(Saved data entries)

────────────────

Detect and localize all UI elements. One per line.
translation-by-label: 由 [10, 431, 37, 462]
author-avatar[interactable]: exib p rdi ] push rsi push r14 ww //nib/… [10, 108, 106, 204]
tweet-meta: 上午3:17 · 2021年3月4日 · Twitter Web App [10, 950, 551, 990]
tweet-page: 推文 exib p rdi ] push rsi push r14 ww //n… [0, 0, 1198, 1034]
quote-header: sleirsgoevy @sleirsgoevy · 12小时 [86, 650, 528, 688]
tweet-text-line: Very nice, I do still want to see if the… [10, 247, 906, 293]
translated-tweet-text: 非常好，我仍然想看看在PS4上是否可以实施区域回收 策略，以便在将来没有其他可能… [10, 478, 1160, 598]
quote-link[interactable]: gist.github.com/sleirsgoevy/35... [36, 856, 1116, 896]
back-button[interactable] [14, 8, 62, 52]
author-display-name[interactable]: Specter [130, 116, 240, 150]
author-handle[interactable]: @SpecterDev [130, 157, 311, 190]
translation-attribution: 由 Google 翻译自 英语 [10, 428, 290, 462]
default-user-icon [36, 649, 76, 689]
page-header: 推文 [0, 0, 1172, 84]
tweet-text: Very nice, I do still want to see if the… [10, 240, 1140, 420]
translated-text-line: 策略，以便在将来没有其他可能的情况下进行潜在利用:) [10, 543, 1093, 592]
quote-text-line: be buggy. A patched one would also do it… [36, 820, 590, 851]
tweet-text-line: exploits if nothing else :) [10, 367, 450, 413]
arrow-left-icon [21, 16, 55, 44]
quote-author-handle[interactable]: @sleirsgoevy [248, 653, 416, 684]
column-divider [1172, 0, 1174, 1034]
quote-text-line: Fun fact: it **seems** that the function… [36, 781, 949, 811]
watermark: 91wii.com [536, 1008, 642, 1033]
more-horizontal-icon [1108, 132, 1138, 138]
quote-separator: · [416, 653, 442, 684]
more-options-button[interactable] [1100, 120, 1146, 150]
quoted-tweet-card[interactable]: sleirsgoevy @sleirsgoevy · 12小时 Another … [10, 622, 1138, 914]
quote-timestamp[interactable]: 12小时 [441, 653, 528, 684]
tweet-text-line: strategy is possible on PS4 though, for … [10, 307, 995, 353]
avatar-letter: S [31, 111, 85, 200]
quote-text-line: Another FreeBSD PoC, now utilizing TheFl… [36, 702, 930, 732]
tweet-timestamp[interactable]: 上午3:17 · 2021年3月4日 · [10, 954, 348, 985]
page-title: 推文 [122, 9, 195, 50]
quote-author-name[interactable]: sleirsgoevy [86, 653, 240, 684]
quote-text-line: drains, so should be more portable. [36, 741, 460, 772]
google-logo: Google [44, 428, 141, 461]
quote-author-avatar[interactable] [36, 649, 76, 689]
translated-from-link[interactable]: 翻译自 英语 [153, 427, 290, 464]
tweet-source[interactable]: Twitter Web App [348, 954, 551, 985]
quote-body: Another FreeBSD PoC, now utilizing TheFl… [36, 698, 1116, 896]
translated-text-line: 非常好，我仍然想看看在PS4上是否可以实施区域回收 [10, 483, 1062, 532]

────────────────

Reproduce every line of the material above character for character, changing nothing.

_Expected answer_
Detect and localize all UI elements. One per line.
translation-by-label: 由 [10, 431, 37, 462]
author-avatar[interactable]: exib p rdi ] push rsi push r14 ww //nib/… [10, 108, 106, 204]
tweet-meta: 上午3:17 · 2021年3月4日 · Twitter Web App [10, 950, 551, 990]
tweet-page: 推文 exib p rdi ] push rsi push r14 ww //n… [0, 0, 1198, 1034]
quote-header: sleirsgoevy @sleirsgoevy · 12小时 [86, 650, 528, 688]
tweet-text-line: Very nice, I do still want to see if the… [10, 247, 906, 293]
translated-tweet-text: 非常好，我仍然想看看在PS4上是否可以实施区域回收 策略，以便在将来没有其他可能… [10, 478, 1160, 598]
quote-link[interactable]: gist.github.com/sleirsgoevy/35... [36, 856, 1116, 896]
back-button[interactable] [14, 8, 62, 52]
author-display-name[interactable]: Specter [130, 116, 240, 150]
author-handle[interactable]: @SpecterDev [130, 157, 311, 190]
translation-attribution: 由 Google 翻译自 英语 [10, 428, 290, 462]
default-user-icon [36, 649, 76, 689]
page-header: 推文 [0, 0, 1172, 84]
tweet-text: Very nice, I do still want to see if the… [10, 240, 1140, 420]
translated-text-line: 策略，以便在将来没有其他可能的情况下进行潜在利用:) [10, 543, 1093, 592]
quote-text-line: be buggy. A patched one would also do it… [36, 820, 590, 851]
tweet-text-line: exploits if nothing else :) [10, 367, 450, 413]
arrow-left-icon [21, 16, 55, 44]
quote-author-handle[interactable]: @sleirsgoevy [248, 653, 416, 684]
column-divider [1172, 0, 1174, 1034]
quote-text-line: Fun fact: it **seems** that the function… [36, 781, 949, 811]
watermark: 91wii.com [536, 1008, 642, 1033]
more-horizontal-icon [1108, 132, 1138, 138]
quote-separator: · [416, 653, 442, 684]
more-options-button[interactable] [1100, 120, 1146, 150]
quoted-tweet-card[interactable]: sleirsgoevy @sleirsgoevy · 12小时 Another … [10, 622, 1138, 914]
quote-timestamp[interactable]: 12小时 [441, 653, 528, 684]
tweet-text-line: strategy is possible on PS4 though, for … [10, 307, 995, 353]
avatar-letter: S [31, 111, 85, 200]
quote-text-line: Another FreeBSD PoC, now utilizing TheFl… [36, 702, 930, 732]
tweet-timestamp[interactable]: 上午3:17 · 2021年3月4日 · [10, 954, 348, 985]
page-title: 推文 [122, 9, 195, 50]
quote-author-name[interactable]: sleirsgoevy [86, 653, 240, 684]
quote-text-line: drains, so should be more portable. [36, 741, 460, 772]
google-logo: Google [44, 428, 141, 461]
quote-author-avatar[interactable] [36, 649, 76, 689]
translated-from-link[interactable]: 翻译自 英语 [153, 427, 290, 464]
tweet-source[interactable]: Twitter Web App [348, 954, 551, 985]
quote-body: Another FreeBSD PoC, now utilizing TheFl… [36, 698, 1116, 896]
translated-text-line: 非常好，我仍然想看看在PS4上是否可以实施区域回收 [10, 483, 1062, 532]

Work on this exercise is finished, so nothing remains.